• Structured figure records:
══════════

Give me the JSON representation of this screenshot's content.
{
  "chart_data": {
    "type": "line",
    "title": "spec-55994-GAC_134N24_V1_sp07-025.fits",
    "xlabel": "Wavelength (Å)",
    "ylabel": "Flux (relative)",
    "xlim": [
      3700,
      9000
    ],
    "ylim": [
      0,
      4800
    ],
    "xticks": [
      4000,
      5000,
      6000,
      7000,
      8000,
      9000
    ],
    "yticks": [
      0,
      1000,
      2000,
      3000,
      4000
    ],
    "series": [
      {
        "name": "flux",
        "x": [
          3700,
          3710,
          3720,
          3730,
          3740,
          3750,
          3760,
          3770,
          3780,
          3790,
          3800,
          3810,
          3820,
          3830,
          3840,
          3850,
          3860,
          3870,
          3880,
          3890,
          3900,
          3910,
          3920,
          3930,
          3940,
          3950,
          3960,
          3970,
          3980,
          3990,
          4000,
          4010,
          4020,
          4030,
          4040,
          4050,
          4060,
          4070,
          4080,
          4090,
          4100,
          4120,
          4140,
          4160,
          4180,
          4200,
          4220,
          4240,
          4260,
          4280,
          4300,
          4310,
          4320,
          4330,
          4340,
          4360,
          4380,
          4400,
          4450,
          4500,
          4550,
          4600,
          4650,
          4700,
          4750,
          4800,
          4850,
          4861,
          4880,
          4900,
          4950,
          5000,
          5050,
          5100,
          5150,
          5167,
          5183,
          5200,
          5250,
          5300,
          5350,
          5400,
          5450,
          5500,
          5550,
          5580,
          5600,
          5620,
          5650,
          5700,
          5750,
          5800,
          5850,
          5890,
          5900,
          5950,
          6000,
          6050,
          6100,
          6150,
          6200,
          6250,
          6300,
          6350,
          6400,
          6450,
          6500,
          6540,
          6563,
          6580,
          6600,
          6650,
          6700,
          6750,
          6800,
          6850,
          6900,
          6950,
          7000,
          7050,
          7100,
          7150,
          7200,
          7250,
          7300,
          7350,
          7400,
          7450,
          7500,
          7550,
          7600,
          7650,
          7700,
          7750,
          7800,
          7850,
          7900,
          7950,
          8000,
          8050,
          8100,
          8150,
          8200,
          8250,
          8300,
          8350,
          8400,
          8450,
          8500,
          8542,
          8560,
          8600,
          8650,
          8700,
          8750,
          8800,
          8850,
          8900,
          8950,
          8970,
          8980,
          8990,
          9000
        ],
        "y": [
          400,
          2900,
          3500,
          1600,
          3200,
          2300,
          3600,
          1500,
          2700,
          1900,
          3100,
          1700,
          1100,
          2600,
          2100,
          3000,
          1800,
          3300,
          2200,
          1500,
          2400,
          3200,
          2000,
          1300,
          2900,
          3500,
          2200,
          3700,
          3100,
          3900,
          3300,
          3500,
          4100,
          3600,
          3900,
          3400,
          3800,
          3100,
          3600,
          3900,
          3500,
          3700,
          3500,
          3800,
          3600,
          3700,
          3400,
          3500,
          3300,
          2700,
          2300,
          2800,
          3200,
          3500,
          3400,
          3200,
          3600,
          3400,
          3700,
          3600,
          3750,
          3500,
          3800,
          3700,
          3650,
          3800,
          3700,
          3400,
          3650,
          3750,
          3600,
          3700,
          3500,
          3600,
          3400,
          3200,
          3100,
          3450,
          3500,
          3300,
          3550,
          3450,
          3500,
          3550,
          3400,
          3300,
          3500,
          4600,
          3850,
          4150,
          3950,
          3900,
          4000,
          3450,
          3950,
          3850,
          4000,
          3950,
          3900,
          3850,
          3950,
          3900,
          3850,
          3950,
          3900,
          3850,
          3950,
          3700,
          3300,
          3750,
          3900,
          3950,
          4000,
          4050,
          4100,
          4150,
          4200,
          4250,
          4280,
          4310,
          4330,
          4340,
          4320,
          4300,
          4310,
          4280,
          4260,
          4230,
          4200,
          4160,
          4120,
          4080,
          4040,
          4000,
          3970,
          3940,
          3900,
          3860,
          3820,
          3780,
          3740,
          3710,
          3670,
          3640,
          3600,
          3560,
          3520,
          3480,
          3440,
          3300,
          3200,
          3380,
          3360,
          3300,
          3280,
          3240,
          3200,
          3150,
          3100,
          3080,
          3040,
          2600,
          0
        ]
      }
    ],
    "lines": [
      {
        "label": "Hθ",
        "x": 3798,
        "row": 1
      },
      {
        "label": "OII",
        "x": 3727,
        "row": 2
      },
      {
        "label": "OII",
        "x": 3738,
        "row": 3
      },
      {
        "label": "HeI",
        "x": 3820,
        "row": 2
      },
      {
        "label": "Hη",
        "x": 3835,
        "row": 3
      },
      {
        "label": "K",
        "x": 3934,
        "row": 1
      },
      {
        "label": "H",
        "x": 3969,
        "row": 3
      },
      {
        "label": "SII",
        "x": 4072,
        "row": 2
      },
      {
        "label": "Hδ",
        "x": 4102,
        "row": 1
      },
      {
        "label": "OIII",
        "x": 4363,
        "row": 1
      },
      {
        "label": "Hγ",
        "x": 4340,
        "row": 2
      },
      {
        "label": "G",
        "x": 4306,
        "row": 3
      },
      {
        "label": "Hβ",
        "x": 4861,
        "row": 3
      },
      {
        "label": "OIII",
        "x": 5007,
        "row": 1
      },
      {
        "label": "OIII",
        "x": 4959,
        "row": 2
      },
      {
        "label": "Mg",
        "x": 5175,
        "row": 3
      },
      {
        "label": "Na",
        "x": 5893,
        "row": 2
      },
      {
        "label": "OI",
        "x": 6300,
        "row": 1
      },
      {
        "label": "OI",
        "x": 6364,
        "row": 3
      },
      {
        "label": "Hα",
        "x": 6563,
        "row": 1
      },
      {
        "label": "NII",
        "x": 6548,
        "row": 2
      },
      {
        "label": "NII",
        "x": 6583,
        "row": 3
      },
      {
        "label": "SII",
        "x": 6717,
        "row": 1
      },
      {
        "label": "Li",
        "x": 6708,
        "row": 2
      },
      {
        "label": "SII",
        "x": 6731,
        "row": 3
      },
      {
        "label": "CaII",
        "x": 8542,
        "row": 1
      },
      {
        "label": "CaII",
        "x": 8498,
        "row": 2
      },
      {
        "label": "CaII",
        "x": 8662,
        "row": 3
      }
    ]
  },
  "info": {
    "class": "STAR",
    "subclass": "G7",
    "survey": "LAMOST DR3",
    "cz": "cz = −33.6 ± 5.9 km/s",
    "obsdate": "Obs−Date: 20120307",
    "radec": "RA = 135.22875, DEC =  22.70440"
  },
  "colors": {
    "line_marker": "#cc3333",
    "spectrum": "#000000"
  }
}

══════════

• PROBLEM: Write the whole listing out again. Keep every line exactly as it is.

• RESULT OF THE TASK:
Give me the JSON representation of this screenshot's content.
{
  "chart_data": {
    "type": "line",
    "title": "spec-55994-GAC_134N24_V1_sp07-025.fits",
    "xlabel": "Wavelength (Å)",
    "ylabel": "Flux (relative)",
    "xlim": [
      3700,
      9000
    ],
    "ylim": [
      0,
      4800
    ],
    "xticks": [
      4000,
      5000,
      6000,
      7000,
      8000,
      9000
    ],
    "yticks": [
      0,
      1000,
      2000,
      3000,
      4000
    ],
    "series": [
      {
        "name": "flux",
        "x": [
          3700,
          3710,
          3720,
          3730,
          3740,
          3750,
          3760,
          3770,
          3780,
          3790,
          3800,
          3810,
          3820,
          3830,
          3840,
          3850,
          3860,
          3870,
          3880,
          3890,
          3900,
          3910,
          3920,
          3930,
          3940,
          3950,
          3960,
          3970,
          3980,
          3990,
          4000,
          4010,
          4020,
          4030,
          4040,
          4050,
          4060,
          4070,
          4080,
          4090,
          4100,
          4120,
          4140,
          4160,
          4180,
          4200,
          4220,
          4240,
          4260,
          4280,
          4300,
          4310,
          4320,
          4330,
          4340,
          4360,
          4380,
          4400,
          4450,
          4500,
          4550,
          4600,
          4650,
          4700,
          4750,
          4800,
          4850,
          4861,
          4880,
          4900,
          4950,
          5000,
          5050,
          5100,
          5150,
          5167,
          5183,
          5200,
          5250,
          5300,
          5350,
          5400,
          5450,
          5500,
          5550,
          5580,
          5600,
          5620,
          5650,
          5700,
          5750,
          5800,
          5850,
          5890,
          5900,
          5950,
          6000,
          6050,
          6100,
          6150,
          6200,
          6250,
          6300,
          6350,
          6400,
          6450,
          6500,
          6540,
          6563,
          6580,
          6600,
          6650,
          6700,
          6750,
          6800,
          6850,
          6900,
          6950,
          7000,
          7050,
          7100,
          7150,
          7200,
          7250,
          7300,
          7350,
          7400,
          7450,
          7500,
          7550,
          7600,
          7650,
          7700,
          7750,
          7800,
          7850,
          7900,
          7950,
          8000,
          8050,
          8100,
          8150,
          8200,
          8250,
          8300,
          8350,
          8400,
          8450,
          8500,
          8542,
          8560,
          8600,
          8650,
          8700,
          8750,
          8800,
          8850,
          8900,
          8950,
          8970,
          8980,
          8990,
          9000
        ],
        "y": [
          400,
          2900,
          3500,
          1600,
          3200,
          2300,
          3600,
          1500,
          2700,
          1900,
          3100,
          1700,
          1100,
          2600,
          2100,
          3000,
          1800,
          3300,
          2200,
          1500,
          2400,
          3200,
          2000,
          1300,
          2900,
          3500,
          2200,
          3700,
          3100,
          3900,
          3300,
          3500,
          4100,
          3600,
          3900,
          3400,
          3800,
          3100,
          3600,
          3900,
          3500,
          3700,
          3500,
          3800,
          3600,
          3700,
          3400,
          3500,
          3300,
          2700,
          2300,
          2800,
          3200,
          3500,
          3400,
          3200,
          3600,
          3400,
          3700,
          3600,
          3750,
          3500,
          3800,
          3700,
          3650,
          3800,
          3700,
          3400,
          3650,
          3750,
          3600,
          3700,
          3500,
          3600,
          3400,
          3200,
          3100,
          3450,
          3500,
          3300,
          3550,
          3450,
          3500,
          3550,
          3400,
          3300,
          3500,
          4600,
          3850,
          4150,
          3950,
          3900,
          4000,
          3450,
          3950,
          3850,
          4000,
          3950,
          3900,
          3850,
          3950,
          3900,
          3850,
          3950,
          3900,
          3850,
          3950,
          3700,
          3300,
          3750,
          3900,
          3950,
          4000,
          4050,
          4100,
          4150,
          4200,
          4250,
          4280,
          4310,
          4330,
          4340,
          4320,
          4300,
          4310,
          4280,
          4260,
          4230,
          4200,
          4160,
          4120,
          4080,
          4040,
          4000,
          3970,
          3940,
          3900,
          3860,
          3820,
          3780,
          3740,
          3710,
          3670,
          3640,
          3600,
          3560,
          3520,
          3480,
          3440,
          3300,
          3200,
          3380,
          3360,
          3300,
          3280,
          3240,
          3200,
          3150,
          3100,
          3080,
          3040,
          2600,
          0
        ]
      }
    ],
    "lines": [
      {
        "label": "Hθ",
        "x": 3798,
        "row": 1
      },
      {
        "label": "OII",
        "x": 3727,
        "row": 2
      },
      {
        "label": "OII",
        "x": 3738,
        "row": 3
      },
      {
        "label": "HeI",
        "x": 3820,
        "row": 2
      },
      {
        "label": "Hη",
        "x": 3835,
        "row": 3
      },
      {
        "label": "K",
        "x": 3934,
        "row": 1
      },
      {
        "label": "H",
        "x": 3969,
        "row": 3
      },
      {
        "label": "SII",
        "x": 4072,
        "row": 2
      },
      {
        "label": "Hδ",
        "x": 4102,
        "row": 1
      },
      {
        "label": "OIII",
        "x": 4363,
        "row": 1
      },
      {
        "label": "Hγ",
        "x": 4340,
        "row": 2
      },
      {
        "label": "G",
        "x": 4306,
        "row": 3
      },
      {
        "label": "Hβ",
        "x": 4861,
        "row": 3
      },
      {
        "label": "OIII",
        "x": 5007,
        "row": 1
      },
      {
        "label": "OIII",
        "x": 4959,
        "row": 2
      },
      {
        "label": "Mg",
        "x": 5175,
        "row": 3
      },
      {
        "label": "Na",
        "x": 5893,
        "row": 2
      },
      {
        "label": "OI",
        "x": 6300,
        "row": 1
      },
      {
        "label": "OI",
        "x": 6364,
        "row": 3
      },
      {
        "label": "Hα",
        "x": 6563,
        "row": 1
      },
      {
        "label": "NII",
        "x": 6548,
        "row": 2
      },
      {
        "label": "NII",
        "x": 6583,
        "row": 3
      },
      {
        "label": "SII",
        "x": 6717,
        "row": 1
      },
      {
        "label": "Li",
        "x": 6708,
        "row": 2
      },
      {
        "label": "SII",
        "x": 6731,
        "row": 3
      },
      {
        "label": "CaII",
        "x": 8542,
        "row": 1
      },
      {
        "label": "CaII",
        "x": 8498,
        "row": 2
      },
      {
        "label": "CaII",
        "x": 8662,
        "row": 3
      }
    ]
  },
  "info": {
    "class": "STAR",
    "subclass": "G7",
    "survey": "LAMOST DR3",
    "cz": "cz = −33.6 ± 5.9 km/s",
    "obsdate": "Obs−Date: 20120307",
    "radec": "RA = 135.22875, DEC =  22.70440"
  },
  "colors": {
    "line_marker": "#cc3333",
    "spectrum": "#000000"
  }
}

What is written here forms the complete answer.